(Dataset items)
* * * *
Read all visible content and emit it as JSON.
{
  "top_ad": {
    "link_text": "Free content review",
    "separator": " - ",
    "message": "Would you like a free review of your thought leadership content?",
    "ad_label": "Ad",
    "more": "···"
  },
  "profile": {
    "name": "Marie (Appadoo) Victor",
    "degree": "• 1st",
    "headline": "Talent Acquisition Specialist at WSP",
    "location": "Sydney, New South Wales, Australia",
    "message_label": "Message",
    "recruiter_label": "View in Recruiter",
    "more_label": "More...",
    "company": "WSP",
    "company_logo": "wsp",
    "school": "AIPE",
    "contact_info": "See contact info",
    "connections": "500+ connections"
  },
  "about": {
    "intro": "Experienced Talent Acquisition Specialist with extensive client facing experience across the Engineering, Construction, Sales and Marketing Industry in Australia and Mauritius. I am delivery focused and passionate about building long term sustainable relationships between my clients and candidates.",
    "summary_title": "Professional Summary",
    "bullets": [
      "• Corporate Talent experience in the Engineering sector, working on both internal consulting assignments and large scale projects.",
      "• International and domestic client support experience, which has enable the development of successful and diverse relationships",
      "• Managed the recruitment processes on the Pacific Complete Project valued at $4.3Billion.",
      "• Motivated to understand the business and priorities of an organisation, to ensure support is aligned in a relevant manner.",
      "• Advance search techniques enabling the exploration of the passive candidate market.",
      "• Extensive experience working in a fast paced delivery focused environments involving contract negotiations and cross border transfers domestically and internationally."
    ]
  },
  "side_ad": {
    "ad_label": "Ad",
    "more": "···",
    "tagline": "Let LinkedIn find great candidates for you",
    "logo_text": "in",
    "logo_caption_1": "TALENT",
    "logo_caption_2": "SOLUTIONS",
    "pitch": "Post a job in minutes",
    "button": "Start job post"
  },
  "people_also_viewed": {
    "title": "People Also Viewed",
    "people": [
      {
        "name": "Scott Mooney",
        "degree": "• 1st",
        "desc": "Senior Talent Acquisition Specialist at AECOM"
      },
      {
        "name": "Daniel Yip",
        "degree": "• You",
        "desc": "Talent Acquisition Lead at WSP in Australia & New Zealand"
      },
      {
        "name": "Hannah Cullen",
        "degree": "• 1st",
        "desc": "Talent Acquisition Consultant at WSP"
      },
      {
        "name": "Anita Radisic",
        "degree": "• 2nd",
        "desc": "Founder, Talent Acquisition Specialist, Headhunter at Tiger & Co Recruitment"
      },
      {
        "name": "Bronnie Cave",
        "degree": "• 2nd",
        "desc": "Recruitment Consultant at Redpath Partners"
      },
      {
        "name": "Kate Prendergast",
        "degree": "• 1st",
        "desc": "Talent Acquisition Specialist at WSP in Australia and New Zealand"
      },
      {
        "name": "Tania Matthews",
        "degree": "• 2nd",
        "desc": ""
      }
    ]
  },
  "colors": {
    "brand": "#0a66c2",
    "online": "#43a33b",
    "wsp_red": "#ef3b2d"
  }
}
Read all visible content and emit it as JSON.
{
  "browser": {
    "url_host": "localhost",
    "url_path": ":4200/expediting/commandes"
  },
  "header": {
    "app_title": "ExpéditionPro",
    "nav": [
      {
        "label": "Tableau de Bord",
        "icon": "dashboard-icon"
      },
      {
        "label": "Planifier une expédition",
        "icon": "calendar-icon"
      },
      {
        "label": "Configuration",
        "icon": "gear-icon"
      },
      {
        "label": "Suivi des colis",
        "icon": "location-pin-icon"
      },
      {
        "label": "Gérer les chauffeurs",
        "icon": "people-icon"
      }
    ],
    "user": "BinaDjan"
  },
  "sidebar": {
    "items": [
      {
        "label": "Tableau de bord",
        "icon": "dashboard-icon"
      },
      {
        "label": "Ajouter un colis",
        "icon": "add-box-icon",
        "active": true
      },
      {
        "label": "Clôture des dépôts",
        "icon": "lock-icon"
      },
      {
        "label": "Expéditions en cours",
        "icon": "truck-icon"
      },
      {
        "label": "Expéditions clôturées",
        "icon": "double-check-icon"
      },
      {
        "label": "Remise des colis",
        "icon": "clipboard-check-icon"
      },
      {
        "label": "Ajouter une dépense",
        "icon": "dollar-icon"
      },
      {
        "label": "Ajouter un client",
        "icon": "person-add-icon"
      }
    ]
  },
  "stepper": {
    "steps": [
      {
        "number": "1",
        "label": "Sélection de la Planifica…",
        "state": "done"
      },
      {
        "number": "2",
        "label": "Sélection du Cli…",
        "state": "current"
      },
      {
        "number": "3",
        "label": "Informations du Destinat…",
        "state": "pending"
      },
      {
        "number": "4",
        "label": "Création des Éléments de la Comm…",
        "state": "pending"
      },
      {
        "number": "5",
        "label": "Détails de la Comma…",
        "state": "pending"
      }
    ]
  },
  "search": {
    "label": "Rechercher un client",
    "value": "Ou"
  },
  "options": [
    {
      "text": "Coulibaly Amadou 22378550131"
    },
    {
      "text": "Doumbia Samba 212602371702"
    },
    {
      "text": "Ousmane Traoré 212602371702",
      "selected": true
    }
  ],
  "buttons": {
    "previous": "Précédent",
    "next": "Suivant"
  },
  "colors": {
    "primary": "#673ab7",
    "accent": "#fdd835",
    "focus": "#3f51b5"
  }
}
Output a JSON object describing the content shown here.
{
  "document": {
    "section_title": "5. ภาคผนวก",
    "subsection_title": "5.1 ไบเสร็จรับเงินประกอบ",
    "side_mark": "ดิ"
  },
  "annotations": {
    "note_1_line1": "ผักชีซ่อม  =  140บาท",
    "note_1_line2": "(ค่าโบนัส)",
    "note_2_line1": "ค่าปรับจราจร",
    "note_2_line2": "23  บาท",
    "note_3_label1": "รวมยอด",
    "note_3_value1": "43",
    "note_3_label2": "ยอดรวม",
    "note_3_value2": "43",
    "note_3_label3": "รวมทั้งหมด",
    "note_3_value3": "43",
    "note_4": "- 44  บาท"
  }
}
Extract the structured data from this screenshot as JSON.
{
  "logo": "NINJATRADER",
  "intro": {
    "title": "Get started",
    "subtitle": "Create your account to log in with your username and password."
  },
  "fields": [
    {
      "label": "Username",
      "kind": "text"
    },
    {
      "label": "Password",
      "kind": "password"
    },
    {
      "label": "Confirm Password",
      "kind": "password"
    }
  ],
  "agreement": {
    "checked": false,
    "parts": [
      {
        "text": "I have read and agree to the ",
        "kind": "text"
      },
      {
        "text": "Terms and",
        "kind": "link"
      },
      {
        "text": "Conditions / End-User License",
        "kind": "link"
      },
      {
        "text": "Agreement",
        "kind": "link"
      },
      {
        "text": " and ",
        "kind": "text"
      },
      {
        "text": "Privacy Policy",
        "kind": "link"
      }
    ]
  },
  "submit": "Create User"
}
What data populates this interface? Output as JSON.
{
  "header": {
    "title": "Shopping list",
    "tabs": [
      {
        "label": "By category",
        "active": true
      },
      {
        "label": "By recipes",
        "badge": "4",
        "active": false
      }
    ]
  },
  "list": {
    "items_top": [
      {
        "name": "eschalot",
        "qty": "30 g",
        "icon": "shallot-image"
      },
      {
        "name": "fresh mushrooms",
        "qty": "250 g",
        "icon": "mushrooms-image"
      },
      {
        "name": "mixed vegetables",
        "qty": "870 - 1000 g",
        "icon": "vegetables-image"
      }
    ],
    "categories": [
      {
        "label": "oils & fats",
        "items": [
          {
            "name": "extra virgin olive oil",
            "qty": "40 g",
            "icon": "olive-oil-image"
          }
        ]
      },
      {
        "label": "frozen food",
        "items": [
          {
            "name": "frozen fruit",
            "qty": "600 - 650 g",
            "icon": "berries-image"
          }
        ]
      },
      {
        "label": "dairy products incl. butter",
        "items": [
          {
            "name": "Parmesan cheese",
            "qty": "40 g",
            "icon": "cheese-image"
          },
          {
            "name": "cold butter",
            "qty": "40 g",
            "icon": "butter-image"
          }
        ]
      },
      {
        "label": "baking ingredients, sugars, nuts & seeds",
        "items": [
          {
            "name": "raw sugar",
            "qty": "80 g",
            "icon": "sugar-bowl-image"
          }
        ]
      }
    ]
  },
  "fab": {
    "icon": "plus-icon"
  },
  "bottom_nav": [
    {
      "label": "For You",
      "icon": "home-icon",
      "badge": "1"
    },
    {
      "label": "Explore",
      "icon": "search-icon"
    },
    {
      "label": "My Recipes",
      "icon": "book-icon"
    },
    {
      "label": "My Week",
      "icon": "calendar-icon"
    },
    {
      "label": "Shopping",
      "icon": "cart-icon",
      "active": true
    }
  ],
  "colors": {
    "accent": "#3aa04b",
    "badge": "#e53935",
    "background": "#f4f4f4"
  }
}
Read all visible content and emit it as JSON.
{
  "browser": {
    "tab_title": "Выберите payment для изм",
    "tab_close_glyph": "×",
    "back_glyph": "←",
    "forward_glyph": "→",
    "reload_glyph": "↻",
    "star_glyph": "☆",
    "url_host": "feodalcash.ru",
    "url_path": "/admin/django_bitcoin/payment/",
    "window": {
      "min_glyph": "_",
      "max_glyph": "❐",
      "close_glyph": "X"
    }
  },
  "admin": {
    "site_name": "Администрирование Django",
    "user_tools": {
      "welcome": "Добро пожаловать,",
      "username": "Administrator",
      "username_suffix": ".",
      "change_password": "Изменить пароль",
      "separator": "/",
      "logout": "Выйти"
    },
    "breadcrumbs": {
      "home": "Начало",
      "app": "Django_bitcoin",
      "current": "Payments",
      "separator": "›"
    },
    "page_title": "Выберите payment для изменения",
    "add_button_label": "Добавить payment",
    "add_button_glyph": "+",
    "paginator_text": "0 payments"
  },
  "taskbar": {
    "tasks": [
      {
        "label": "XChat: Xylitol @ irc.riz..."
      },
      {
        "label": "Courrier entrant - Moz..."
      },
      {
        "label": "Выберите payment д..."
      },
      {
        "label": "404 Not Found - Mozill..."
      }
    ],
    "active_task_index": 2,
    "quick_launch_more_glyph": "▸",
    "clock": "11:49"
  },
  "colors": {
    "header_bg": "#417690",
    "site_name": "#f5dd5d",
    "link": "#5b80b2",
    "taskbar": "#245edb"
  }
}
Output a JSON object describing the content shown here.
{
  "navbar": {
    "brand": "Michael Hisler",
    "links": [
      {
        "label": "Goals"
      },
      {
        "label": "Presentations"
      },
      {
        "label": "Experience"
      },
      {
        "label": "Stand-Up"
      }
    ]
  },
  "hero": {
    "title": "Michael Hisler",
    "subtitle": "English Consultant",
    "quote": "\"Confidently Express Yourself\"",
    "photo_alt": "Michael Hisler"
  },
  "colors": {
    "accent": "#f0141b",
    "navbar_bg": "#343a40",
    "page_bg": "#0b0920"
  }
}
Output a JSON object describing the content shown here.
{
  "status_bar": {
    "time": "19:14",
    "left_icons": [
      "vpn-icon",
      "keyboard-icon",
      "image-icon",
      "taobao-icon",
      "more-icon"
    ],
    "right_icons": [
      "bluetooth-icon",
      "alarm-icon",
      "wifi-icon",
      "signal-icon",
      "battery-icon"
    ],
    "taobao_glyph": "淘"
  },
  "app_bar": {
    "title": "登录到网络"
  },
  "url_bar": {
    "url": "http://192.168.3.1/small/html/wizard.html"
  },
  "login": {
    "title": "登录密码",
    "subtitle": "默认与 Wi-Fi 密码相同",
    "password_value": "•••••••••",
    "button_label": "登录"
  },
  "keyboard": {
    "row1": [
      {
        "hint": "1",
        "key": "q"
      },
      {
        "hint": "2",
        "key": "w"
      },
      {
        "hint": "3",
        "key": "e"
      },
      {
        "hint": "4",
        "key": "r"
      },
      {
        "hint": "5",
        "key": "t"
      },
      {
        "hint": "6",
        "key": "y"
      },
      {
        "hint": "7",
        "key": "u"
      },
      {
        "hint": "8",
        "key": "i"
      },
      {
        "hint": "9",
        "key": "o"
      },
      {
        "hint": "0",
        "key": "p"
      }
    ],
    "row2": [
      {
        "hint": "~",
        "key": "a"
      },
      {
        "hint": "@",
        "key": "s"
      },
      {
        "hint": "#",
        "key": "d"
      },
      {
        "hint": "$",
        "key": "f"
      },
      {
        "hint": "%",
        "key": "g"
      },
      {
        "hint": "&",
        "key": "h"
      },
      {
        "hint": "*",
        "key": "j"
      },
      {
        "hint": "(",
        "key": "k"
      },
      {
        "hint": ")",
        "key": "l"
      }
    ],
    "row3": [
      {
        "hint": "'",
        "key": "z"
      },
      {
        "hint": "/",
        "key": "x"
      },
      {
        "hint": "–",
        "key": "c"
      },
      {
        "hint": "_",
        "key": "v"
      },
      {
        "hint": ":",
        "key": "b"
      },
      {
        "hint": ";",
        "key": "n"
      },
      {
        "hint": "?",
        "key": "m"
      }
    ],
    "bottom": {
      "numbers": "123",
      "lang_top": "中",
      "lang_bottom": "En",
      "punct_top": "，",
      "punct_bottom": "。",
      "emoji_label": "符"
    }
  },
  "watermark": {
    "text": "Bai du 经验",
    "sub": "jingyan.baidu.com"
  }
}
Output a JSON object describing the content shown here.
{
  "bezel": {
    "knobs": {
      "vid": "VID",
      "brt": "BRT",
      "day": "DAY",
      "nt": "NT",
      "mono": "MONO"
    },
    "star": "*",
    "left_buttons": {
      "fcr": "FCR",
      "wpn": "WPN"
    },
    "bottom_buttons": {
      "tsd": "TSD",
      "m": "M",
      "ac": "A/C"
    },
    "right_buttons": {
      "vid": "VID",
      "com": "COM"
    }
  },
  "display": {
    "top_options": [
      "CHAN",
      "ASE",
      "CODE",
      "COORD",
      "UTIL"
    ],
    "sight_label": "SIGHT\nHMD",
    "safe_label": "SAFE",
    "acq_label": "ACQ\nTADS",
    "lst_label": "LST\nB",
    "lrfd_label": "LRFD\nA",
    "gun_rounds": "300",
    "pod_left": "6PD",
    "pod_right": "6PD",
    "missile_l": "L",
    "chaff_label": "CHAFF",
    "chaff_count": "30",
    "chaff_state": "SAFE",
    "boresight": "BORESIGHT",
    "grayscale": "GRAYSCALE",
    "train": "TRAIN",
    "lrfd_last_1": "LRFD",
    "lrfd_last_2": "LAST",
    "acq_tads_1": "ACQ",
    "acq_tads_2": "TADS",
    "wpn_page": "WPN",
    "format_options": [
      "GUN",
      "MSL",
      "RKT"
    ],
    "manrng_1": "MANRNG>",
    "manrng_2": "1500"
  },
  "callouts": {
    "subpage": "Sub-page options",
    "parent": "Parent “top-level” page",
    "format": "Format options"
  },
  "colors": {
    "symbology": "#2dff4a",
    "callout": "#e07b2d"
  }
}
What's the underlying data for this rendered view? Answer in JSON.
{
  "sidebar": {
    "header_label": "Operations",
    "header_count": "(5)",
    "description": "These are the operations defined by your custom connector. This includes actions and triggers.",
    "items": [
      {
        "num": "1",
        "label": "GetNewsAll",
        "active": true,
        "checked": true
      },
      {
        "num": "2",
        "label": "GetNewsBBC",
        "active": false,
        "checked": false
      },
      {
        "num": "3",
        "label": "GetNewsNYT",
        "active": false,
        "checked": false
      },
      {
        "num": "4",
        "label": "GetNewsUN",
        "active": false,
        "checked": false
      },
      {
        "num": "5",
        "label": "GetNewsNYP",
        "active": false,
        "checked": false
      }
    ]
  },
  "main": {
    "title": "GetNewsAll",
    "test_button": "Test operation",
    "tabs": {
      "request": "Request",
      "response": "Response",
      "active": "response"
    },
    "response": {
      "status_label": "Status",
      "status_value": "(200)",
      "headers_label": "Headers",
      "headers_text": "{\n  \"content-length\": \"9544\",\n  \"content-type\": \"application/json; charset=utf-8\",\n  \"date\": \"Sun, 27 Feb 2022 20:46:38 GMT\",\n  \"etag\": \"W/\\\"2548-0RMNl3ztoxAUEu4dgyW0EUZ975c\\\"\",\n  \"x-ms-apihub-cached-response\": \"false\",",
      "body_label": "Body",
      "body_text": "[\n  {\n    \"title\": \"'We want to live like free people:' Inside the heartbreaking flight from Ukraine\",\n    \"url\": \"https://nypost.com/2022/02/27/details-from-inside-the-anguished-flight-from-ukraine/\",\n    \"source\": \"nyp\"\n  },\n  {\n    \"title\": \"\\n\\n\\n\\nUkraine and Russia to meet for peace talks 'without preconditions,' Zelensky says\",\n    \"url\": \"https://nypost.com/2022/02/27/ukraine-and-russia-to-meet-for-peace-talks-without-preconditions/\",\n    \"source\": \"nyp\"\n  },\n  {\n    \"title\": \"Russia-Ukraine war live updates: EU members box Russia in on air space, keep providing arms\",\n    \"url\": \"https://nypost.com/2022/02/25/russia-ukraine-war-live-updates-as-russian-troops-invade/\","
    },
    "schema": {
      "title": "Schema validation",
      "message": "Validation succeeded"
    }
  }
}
* * * *
How many lines in these entries hold the string "Acquisition"? Answer with the number alone.

[SOLVED PROBLEM] 7